### DIRECTIONS FOR THIS TASK
Make an exact copy of the data below, leaving out every picture.

### TASK MATERIAL
-- START --

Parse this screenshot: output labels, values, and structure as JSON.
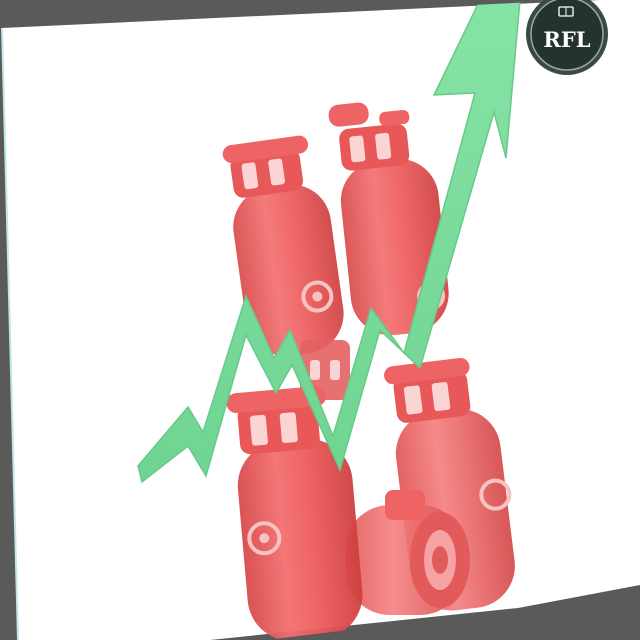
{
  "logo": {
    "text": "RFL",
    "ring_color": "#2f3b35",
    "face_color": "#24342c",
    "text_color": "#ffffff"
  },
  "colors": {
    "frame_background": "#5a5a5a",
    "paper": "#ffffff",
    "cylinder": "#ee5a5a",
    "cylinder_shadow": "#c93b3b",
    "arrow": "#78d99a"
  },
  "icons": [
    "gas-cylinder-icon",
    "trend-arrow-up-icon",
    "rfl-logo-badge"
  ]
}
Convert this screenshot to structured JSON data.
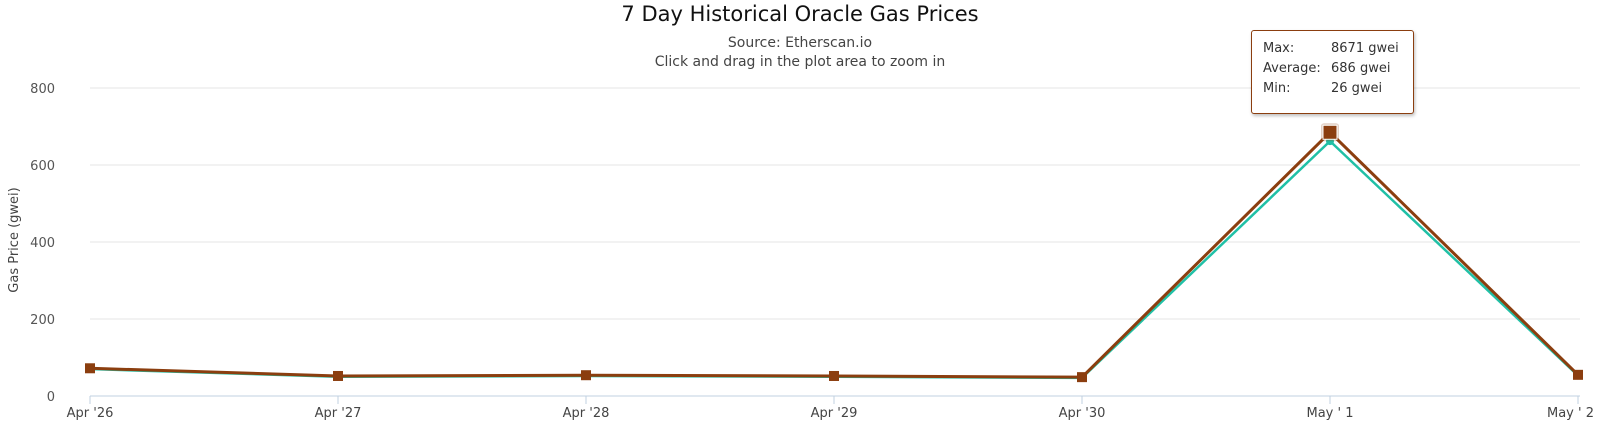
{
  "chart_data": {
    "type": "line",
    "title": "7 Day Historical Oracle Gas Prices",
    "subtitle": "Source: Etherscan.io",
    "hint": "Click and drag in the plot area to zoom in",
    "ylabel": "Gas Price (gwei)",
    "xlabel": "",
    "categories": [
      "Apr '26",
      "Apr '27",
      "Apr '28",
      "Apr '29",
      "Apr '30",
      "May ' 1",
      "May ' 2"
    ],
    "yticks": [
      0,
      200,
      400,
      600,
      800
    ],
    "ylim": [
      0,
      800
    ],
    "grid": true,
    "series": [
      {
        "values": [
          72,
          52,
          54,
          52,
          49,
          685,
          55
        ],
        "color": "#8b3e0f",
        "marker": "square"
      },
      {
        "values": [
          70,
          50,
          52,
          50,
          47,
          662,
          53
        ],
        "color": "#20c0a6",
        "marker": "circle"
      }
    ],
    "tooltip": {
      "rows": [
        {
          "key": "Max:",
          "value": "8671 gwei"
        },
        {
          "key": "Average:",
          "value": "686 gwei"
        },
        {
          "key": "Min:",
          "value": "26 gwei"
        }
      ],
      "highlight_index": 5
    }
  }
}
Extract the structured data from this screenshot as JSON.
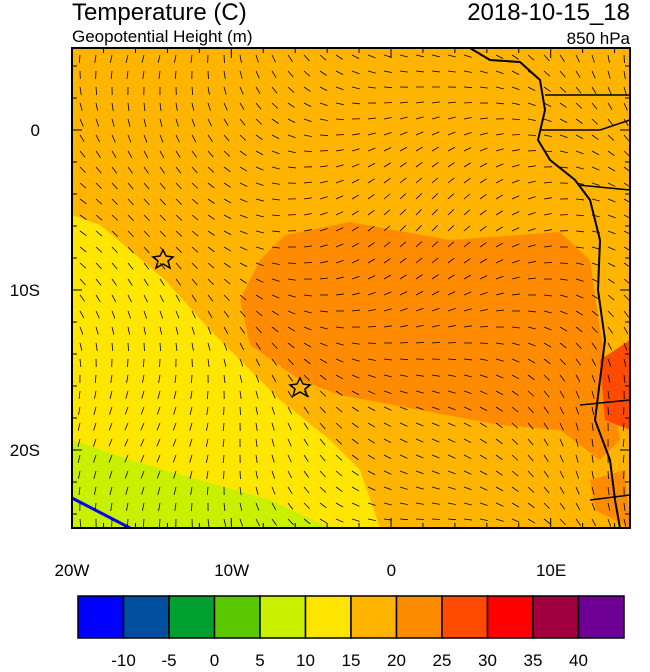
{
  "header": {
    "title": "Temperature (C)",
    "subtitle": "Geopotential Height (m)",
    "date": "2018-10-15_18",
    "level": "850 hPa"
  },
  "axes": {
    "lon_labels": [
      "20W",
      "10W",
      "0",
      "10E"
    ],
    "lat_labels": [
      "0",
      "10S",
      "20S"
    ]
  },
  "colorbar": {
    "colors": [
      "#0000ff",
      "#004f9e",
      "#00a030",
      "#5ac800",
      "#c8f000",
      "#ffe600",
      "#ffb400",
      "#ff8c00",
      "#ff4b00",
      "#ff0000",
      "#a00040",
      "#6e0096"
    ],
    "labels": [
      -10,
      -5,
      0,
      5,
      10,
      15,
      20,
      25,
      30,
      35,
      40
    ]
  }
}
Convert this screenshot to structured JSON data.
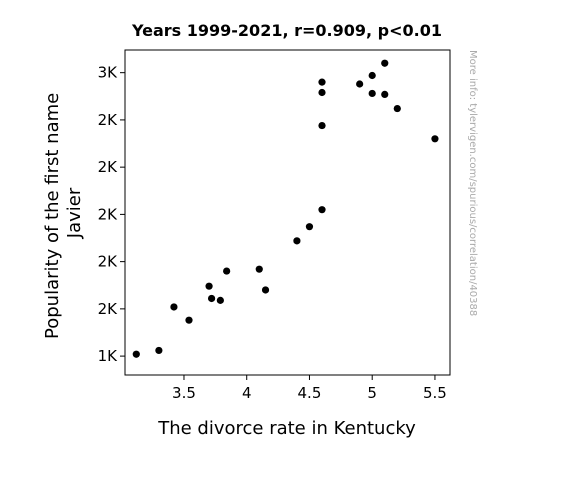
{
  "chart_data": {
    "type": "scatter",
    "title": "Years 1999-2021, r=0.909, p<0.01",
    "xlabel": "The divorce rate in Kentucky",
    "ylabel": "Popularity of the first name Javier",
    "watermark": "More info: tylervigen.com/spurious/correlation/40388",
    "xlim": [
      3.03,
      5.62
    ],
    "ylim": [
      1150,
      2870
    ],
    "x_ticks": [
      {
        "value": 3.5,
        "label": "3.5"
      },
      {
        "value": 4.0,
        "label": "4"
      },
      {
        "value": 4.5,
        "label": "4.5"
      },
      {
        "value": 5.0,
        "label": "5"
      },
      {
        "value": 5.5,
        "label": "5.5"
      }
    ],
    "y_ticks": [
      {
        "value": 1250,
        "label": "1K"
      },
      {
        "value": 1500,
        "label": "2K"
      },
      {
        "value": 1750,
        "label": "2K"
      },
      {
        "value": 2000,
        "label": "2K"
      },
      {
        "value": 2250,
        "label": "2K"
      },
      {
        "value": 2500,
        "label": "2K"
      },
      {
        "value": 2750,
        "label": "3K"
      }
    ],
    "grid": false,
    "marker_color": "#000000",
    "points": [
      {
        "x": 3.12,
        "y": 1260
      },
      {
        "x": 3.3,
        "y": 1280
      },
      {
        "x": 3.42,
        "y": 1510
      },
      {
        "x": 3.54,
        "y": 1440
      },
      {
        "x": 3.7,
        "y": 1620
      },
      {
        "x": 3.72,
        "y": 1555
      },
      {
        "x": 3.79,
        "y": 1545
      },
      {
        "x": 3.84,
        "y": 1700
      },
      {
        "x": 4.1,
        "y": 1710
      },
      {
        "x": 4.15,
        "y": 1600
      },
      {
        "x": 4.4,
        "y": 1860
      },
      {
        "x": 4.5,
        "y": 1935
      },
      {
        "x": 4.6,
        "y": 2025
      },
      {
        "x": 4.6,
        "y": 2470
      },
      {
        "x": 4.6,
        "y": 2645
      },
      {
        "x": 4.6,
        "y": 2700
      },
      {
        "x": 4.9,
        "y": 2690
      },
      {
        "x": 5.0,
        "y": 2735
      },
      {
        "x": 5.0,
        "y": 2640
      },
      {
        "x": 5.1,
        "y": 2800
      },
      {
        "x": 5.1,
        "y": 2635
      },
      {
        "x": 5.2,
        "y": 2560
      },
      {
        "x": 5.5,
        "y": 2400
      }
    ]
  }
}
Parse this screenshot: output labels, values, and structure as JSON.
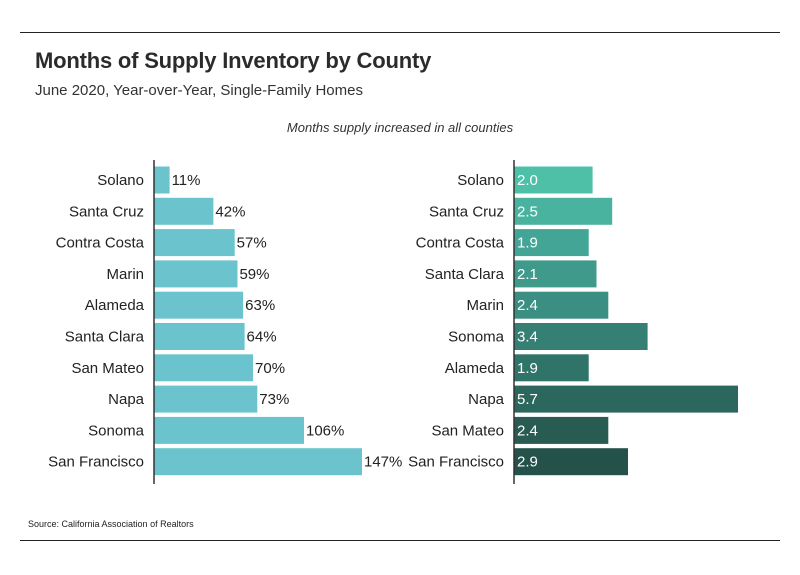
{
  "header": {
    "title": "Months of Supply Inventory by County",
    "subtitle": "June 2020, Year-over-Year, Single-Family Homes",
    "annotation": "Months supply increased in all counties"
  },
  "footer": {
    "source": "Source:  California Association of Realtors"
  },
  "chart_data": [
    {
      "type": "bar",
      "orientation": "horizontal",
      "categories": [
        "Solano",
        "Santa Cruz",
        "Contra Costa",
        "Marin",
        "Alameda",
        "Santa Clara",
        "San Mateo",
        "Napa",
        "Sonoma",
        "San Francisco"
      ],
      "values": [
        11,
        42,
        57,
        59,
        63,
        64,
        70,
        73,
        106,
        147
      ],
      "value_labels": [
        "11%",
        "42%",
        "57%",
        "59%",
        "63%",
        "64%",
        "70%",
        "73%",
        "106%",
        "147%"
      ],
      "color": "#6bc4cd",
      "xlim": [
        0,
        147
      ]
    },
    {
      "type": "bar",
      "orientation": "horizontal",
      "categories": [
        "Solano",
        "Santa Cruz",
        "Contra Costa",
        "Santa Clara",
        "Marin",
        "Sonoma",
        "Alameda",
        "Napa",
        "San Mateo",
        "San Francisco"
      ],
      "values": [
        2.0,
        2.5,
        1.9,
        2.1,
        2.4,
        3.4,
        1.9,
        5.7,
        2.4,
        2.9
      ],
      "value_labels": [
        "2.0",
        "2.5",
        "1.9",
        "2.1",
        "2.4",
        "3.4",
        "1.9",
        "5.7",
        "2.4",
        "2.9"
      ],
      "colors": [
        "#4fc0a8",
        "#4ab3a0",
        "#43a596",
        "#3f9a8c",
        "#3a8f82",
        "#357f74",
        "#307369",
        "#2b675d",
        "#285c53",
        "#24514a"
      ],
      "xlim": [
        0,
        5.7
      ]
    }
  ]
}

-- END --

### WRITTEN SOLUTION
Parse this screenshot: output labels, values, and structure as JSON.
{
  "logo": {
    "text": "RFL",
    "ring_color": "#2f3b35",
    "face_color": "#24342c",
    "text_color": "#ffffff"
  },
  "colors": {
    "frame_background": "#5a5a5a",
    "paper": "#ffffff",
    "cylinder": "#ee5a5a",
    "cylinder_shadow": "#c93b3b",
    "arrow": "#78d99a"
  },
  "icons": [
    "gas-cylinder-icon",
    "trend-arrow-up-icon",
    "rfl-logo-badge"
  ]
}
Convert this screenshot to structured JSON data.
{
  "chart_data": {
    "type": "line",
    "title": "7 Day Historical Oracle Gas Prices",
    "subtitle": "Source: Etherscan.io",
    "hint": "Click and drag in the plot area to zoom in",
    "ylabel": "Gas Price (gwei)",
    "xlabel": "",
    "categories": [
      "Apr '26",
      "Apr '27",
      "Apr '28",
      "Apr '29",
      "Apr '30",
      "May ' 1",
      "May ' 2"
    ],
    "yticks": [
      0,
      200,
      400,
      600,
      800
    ],
    "ylim": [
      0,
      800
    ],
    "grid": true,
    "series": [
      {
        "values": [
          72,
          52,
          54,
          52,
          49,
          685,
          55
        ],
        "color": "#8b3e0f",
        "marker": "square"
      },
      {
        "values": [
          70,
          50,
          52,
          50,
          47,
          662,
          53
        ],
        "color": "#20c0a6",
        "marker": "circle"
      }
    ],
    "tooltip": {
      "rows": [
        {
          "key": "Max:",
          "value": "8671 gwei"
        },
        {
          "key": "Average:",
          "value": "686 gwei"
        },
        {
          "key": "Min:",
          "value": "26 gwei"
        }
      ],
      "highlight_index": 5
    }
  }
}
Extract the structured data from this screenshot as JSON.
{
  "header": {
    "title": "Temperature (C)",
    "subtitle": "Geopotential Height (m)",
    "date": "2018-10-15_18",
    "level": "850 hPa"
  },
  "axes": {
    "lon_labels": [
      "20W",
      "10W",
      "0",
      "10E"
    ],
    "lat_labels": [
      "0",
      "10S",
      "20S"
    ]
  },
  "colorbar": {
    "colors": [
      "#0000ff",
      "#004f9e",
      "#00a030",
      "#5ac800",
      "#c8f000",
      "#ffe600",
      "#ffb400",
      "#ff8c00",
      "#ff4b00",
      "#ff0000",
      "#a00040",
      "#6e0096"
    ],
    "labels": [
      -10,
      -5,
      0,
      5,
      10,
      15,
      20,
      25,
      30,
      35,
      40
    ]
  }
}
Convert this screenshot to structured JSON data.
{
  "chart_data": {
    "type": "scatter",
    "title": "Years 1999-2021, r=0.909, p<0.01",
    "xlabel": "The divorce rate in Kentucky",
    "ylabel": "Popularity of the first name Javier",
    "watermark": "More info: tylervigen.com/spurious/correlation/40388",
    "xlim": [
      3.03,
      5.62
    ],
    "ylim": [
      1150,
      2870
    ],
    "x_ticks": [
      {
        "value": 3.5,
        "label": "3.5"
      },
      {
        "value": 4.0,
        "label": "4"
      },
      {
        "value": 4.5,
        "label": "4.5"
      },
      {
        "value": 5.0,
        "label": "5"
      },
      {
        "value": 5.5,
        "label": "5.5"
      }
    ],
    "y_ticks": [
      {
        "value": 1250,
        "label": "1K"
      },
      {
        "value": 1500,
        "label": "2K"
      },
      {
        "value": 1750,
        "label": "2K"
      },
      {
        "value": 2000,
        "label": "2K"
      },
      {
        "value": 2250,
        "label": "2K"
      },
      {
        "value": 2500,
        "label": "2K"
      },
      {
        "value": 2750,
        "label": "3K"
      }
    ],
    "grid": false,
    "marker_color": "#000000",
    "points": [
      {
        "x": 3.12,
        "y": 1260
      },
      {
        "x": 3.3,
        "y": 1280
      },
      {
        "x": 3.42,
        "y": 1510
      },
      {
        "x": 3.54,
        "y": 1440
      },
      {
        "x": 3.7,
        "y": 1620
      },
      {
        "x": 3.72,
        "y": 1555
      },
      {
        "x": 3.79,
        "y": 1545
      },
      {
        "x": 3.84,
        "y": 1700
      },
      {
        "x": 4.1,
        "y": 1710
      },
      {
        "x": 4.15,
        "y": 1600
      },
      {
        "x": 4.4,
        "y": 1860
      },
      {
        "x": 4.5,
        "y": 1935
      },
      {
        "x": 4.6,
        "y": 2025
      },
      {
        "x": 4.6,
        "y": 2470
      },
      {
        "x": 4.6,
        "y": 2645
      },
      {
        "x": 4.6,
        "y": 2700
      },
      {
        "x": 4.9,
        "y": 2690
      },
      {
        "x": 5.0,
        "y": 2735
      },
      {
        "x": 5.0,
        "y": 2640
      },
      {
        "x": 5.1,
        "y": 2800
      },
      {
        "x": 5.1,
        "y": 2635
      },
      {
        "x": 5.2,
        "y": 2560
      },
      {
        "x": 5.5,
        "y": 2400
      }
    ]
  }
}
Parse this screenshot: output labels, values, and structure as JSON.
{
  "header": {
    "title": "Months of Supply Inventory by County",
    "subtitle": "June 2020, Year-over-Year, Single-Family Homes",
    "annotation": "Months supply increased in all counties"
  },
  "footer": {
    "source": "Source:  California Association of Realtors"
  },
  "chart_data": [
    {
      "type": "bar",
      "orientation": "horizontal",
      "categories": [
        "Solano",
        "Santa Cruz",
        "Contra Costa",
        "Marin",
        "Alameda",
        "Santa Clara",
        "San Mateo",
        "Napa",
        "Sonoma",
        "San Francisco"
      ],
      "values": [
        11,
        42,
        57,
        59,
        63,
        64,
        70,
        73,
        106,
        147
      ],
      "value_labels": [
        "11%",
        "42%",
        "57%",
        "59%",
        "63%",
        "64%",
        "70%",
        "73%",
        "106%",
        "147%"
      ],
      "color": "#6bc4cd",
      "xlim": [
        0,
        147
      ]
    },
    {
      "type": "bar",
      "orientation": "horizontal",
      "categories": [
        "Solano",
        "Santa Cruz",
        "Contra Costa",
        "Santa Clara",
        "Marin",
        "Sonoma",
        "Alameda",
        "Napa",
        "San Mateo",
        "San Francisco"
      ],
      "values": [
        2.0,
        2.5,
        1.9,
        2.1,
        2.4,
        3.4,
        1.9,
        5.7,
        2.4,
        2.9
      ],
      "value_labels": [
        "2.0",
        "2.5",
        "1.9",
        "2.1",
        "2.4",
        "3.4",
        "1.9",
        "5.7",
        "2.4",
        "2.9"
      ],
      "colors": [
        "#4fc0a8",
        "#4ab3a0",
        "#43a596",
        "#3f9a8c",
        "#3a8f82",
        "#357f74",
        "#307369",
        "#2b675d",
        "#285c53",
        "#24514a"
      ],
      "xlim": [
        0,
        5.7
      ]
    }
  ]
}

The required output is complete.